*** GIVEN PASSAGE ***

The trials of the Cairo 52 lasted five months. The defendants were vilified in the Egyptian media, which printed their real names and addresses and branded them as agents against the state. The trials were condemned by international human rights organizations, members of U.S. Congress, and the United Nations. Lawyers for the defense argued that the cases should be dismissed on the grounds of false arrest, improper arrest procedures, falsified evidence, and police intimidation. During the trial, homosexuality was characterized as "un-Egyptian".

On November 14, 2001, twenty-one of the men were convicted of "habitual practice of debauchery", one man of "contempt for religion", and another, accused of being the "ringleader", was convicted of both charges and received the heaviest sentence, five years' hard labour. A fifty-third man, a teenager, was tried in juvenile court and was sentenced to the maximum penalty of three years in prison to be followed by three years of probation.

*** End of GIVEN PASSAGE ***
*** MATERIAL PROVIDED ***

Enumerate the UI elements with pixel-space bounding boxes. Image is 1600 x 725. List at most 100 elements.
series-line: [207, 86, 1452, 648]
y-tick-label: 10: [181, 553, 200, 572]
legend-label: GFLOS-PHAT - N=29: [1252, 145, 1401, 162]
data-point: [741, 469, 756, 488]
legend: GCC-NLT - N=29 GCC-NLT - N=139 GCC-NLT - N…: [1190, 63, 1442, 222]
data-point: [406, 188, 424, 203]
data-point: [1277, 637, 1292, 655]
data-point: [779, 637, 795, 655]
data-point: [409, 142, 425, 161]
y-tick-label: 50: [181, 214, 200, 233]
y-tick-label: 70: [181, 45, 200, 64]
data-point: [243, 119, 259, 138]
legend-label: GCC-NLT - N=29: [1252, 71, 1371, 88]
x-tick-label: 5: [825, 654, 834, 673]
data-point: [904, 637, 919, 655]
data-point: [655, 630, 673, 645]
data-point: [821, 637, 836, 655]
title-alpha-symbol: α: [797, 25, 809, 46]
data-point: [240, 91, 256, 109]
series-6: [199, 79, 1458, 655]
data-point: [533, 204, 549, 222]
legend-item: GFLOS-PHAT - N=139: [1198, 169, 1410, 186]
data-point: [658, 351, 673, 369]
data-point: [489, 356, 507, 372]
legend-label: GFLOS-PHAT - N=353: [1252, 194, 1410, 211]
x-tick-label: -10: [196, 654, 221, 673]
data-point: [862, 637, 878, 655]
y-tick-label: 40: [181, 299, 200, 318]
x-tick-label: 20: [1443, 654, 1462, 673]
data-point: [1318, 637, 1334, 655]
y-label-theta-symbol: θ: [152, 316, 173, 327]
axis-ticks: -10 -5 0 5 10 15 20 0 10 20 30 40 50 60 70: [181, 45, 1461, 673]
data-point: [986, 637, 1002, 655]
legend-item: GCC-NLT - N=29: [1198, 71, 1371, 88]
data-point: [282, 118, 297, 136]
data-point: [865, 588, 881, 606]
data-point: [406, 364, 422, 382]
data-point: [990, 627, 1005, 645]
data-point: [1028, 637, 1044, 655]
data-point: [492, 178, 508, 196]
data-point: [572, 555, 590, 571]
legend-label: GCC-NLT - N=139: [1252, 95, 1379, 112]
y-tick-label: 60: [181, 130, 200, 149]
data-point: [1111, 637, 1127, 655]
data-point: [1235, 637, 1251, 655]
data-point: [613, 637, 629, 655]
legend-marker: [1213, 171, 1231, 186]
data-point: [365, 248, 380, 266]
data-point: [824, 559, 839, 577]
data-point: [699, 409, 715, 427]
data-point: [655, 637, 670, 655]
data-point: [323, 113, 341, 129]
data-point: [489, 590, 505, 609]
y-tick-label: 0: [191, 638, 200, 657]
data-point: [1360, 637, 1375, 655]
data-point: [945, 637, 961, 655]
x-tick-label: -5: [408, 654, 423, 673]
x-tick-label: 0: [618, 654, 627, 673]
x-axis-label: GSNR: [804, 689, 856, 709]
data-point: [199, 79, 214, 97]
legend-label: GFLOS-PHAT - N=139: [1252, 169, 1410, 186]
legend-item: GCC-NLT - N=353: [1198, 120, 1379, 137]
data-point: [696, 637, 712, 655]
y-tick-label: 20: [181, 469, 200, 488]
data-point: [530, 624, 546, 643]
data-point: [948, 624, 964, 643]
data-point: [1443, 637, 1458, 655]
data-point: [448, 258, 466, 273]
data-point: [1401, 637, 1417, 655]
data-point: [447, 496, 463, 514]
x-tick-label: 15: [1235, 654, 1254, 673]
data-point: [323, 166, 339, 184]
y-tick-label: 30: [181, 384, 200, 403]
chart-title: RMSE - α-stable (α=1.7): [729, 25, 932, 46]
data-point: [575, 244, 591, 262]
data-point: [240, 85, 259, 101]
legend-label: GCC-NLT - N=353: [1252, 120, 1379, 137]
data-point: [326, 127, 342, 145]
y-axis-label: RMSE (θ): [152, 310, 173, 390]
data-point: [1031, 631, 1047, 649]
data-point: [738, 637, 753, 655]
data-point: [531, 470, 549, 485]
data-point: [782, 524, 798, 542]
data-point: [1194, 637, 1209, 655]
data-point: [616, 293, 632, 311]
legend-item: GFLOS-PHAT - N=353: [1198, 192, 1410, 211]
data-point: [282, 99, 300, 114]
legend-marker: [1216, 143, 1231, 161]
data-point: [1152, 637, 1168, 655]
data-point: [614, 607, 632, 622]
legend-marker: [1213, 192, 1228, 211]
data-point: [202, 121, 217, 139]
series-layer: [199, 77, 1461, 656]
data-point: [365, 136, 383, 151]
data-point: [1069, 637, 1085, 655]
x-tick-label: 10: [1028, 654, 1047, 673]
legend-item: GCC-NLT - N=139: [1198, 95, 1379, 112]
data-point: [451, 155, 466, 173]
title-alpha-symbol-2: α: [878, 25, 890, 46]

*** End of MATERIAL PROVIDED ***

**ACTION ITEM**
Resume the passage above on the Cairo 52 trials, picking up after its final sentence.

**YOUR RESPONSE**
In May 2002, those convicted were released pending a second trial; both the guilty and not-guilty verdicts were overturned, provoking international outrage. In July 2002, fifty of the men began a second trial (the other two men had been convicted of contempt for religion, and their sentences were upheld). This trial, held at Qasr-al-Nil Misdemeanors Court in Cairo and presided over by Judge Abdel Karim, the same judge who had presided over the first trial, lasted only fifteen minutes, ending when Abdel Karim recused himself. The trial was then moved to September. The retrial ended in March 2003. Twenty-one men were sentenced to three years in jail while twenty-nine men were acquitted.

==Cairo 52 in the media==
The Cairo 52 were featured in a documentary by After Stonewall Productions, narrated by Janeane Garofalo, entitled Dangerous Living: Coming Out in the Developing World. Egyptian director Maher Sabry's film Toul Omry (All My Life) was inspired by the events. One of the Cairo 52 men is featured in Parvez Sharma's documentary A Jihad for Love (2008).